Records from a data collection:

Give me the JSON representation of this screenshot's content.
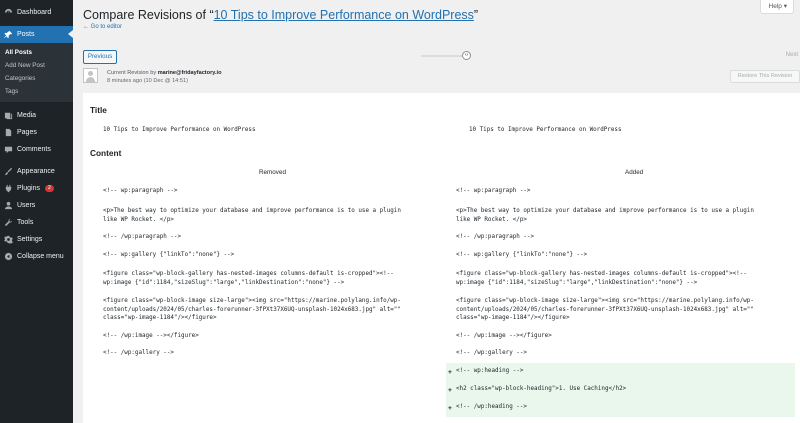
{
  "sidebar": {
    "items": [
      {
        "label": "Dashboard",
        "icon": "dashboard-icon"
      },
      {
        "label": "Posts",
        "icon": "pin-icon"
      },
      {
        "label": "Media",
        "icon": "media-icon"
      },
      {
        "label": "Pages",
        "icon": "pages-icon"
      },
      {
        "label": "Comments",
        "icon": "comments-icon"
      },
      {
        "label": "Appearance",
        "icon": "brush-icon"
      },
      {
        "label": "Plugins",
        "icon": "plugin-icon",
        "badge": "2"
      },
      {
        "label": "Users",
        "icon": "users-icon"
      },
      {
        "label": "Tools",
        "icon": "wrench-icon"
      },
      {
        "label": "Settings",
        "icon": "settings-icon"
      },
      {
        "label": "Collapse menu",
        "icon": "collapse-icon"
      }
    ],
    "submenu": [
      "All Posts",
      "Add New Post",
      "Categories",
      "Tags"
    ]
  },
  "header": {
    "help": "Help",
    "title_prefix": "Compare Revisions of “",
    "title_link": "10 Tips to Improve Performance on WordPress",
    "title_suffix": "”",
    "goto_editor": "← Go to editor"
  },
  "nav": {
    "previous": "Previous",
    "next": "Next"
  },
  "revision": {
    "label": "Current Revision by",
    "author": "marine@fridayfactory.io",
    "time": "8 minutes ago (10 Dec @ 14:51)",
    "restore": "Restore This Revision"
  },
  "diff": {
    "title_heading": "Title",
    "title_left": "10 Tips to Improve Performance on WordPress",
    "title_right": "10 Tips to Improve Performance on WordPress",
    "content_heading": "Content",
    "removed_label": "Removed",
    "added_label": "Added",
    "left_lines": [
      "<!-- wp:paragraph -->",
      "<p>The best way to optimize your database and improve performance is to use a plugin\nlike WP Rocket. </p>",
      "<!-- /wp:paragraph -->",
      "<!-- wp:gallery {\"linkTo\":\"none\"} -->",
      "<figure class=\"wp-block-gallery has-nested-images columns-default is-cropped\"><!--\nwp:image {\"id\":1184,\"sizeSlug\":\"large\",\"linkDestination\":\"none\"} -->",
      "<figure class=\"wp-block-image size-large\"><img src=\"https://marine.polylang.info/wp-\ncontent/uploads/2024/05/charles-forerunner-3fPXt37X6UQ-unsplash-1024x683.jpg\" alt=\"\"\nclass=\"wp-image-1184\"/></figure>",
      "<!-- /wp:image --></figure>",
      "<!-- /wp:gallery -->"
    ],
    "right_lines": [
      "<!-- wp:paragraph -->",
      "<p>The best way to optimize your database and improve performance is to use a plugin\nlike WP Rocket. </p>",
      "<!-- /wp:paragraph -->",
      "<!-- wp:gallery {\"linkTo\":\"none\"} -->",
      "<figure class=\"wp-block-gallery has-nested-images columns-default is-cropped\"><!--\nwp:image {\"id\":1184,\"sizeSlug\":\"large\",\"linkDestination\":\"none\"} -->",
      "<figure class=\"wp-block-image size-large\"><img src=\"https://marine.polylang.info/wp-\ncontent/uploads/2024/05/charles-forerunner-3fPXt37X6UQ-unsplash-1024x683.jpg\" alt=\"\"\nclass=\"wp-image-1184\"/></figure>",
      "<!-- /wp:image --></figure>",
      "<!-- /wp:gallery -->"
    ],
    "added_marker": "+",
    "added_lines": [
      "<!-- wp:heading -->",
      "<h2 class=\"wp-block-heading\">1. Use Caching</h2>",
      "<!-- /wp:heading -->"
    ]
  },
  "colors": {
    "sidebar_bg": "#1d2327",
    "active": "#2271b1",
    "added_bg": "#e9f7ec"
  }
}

PROBLEM REQUIREMENTS → Copy the listing word for word, excluding its pictures.

PROBLEM SOLUTION →
Give me the JSON representation of this screenshot's content.
{
  "sidebar": {
    "items": [
      {
        "label": "Dashboard",
        "icon": "dashboard-icon"
      },
      {
        "label": "Posts",
        "icon": "pin-icon"
      },
      {
        "label": "Media",
        "icon": "media-icon"
      },
      {
        "label": "Pages",
        "icon": "pages-icon"
      },
      {
        "label": "Comments",
        "icon": "comments-icon"
      },
      {
        "label": "Appearance",
        "icon": "brush-icon"
      },
      {
        "label": "Plugins",
        "icon": "plugin-icon",
        "badge": "2"
      },
      {
        "label": "Users",
        "icon": "users-icon"
      },
      {
        "label": "Tools",
        "icon": "wrench-icon"
      },
      {
        "label": "Settings",
        "icon": "settings-icon"
      },
      {
        "label": "Collapse menu",
        "icon": "collapse-icon"
      }
    ],
    "submenu": [
      "All Posts",
      "Add New Post",
      "Categories",
      "Tags"
    ]
  },
  "header": {
    "help": "Help",
    "title_prefix": "Compare Revisions of “",
    "title_link": "10 Tips to Improve Performance on WordPress",
    "title_suffix": "”",
    "goto_editor": "← Go to editor"
  },
  "nav": {
    "previous": "Previous",
    "next": "Next"
  },
  "revision": {
    "label": "Current Revision by",
    "author": "marine@fridayfactory.io",
    "time": "8 minutes ago (10 Dec @ 14:51)",
    "restore": "Restore This Revision"
  },
  "diff": {
    "title_heading": "Title",
    "title_left": "10 Tips to Improve Performance on WordPress",
    "title_right": "10 Tips to Improve Performance on WordPress",
    "content_heading": "Content",
    "removed_label": "Removed",
    "added_label": "Added",
    "left_lines": [
      "<!-- wp:paragraph -->",
      "<p>The best way to optimize your database and improve performance is to use a plugin\nlike WP Rocket. </p>",
      "<!-- /wp:paragraph -->",
      "<!-- wp:gallery {\"linkTo\":\"none\"} -->",
      "<figure class=\"wp-block-gallery has-nested-images columns-default is-cropped\"><!--\nwp:image {\"id\":1184,\"sizeSlug\":\"large\",\"linkDestination\":\"none\"} -->",
      "<figure class=\"wp-block-image size-large\"><img src=\"https://marine.polylang.info/wp-\ncontent/uploads/2024/05/charles-forerunner-3fPXt37X6UQ-unsplash-1024x683.jpg\" alt=\"\"\nclass=\"wp-image-1184\"/></figure>",
      "<!-- /wp:image --></figure>",
      "<!-- /wp:gallery -->"
    ],
    "right_lines": [
      "<!-- wp:paragraph -->",
      "<p>The best way to optimize your database and improve performance is to use a plugin\nlike WP Rocket. </p>",
      "<!-- /wp:paragraph -->",
      "<!-- wp:gallery {\"linkTo\":\"none\"} -->",
      "<figure class=\"wp-block-gallery has-nested-images columns-default is-cropped\"><!--\nwp:image {\"id\":1184,\"sizeSlug\":\"large\",\"linkDestination\":\"none\"} -->",
      "<figure class=\"wp-block-image size-large\"><img src=\"https://marine.polylang.info/wp-\ncontent/uploads/2024/05/charles-forerunner-3fPXt37X6UQ-unsplash-1024x683.jpg\" alt=\"\"\nclass=\"wp-image-1184\"/></figure>",
      "<!-- /wp:image --></figure>",
      "<!-- /wp:gallery -->"
    ],
    "added_marker": "+",
    "added_lines": [
      "<!-- wp:heading -->",
      "<h2 class=\"wp-block-heading\">1. Use Caching</h2>",
      "<!-- /wp:heading -->"
    ]
  },
  "colors": {
    "sidebar_bg": "#1d2327",
    "active": "#2271b1",
    "added_bg": "#e9f7ec"
  }
}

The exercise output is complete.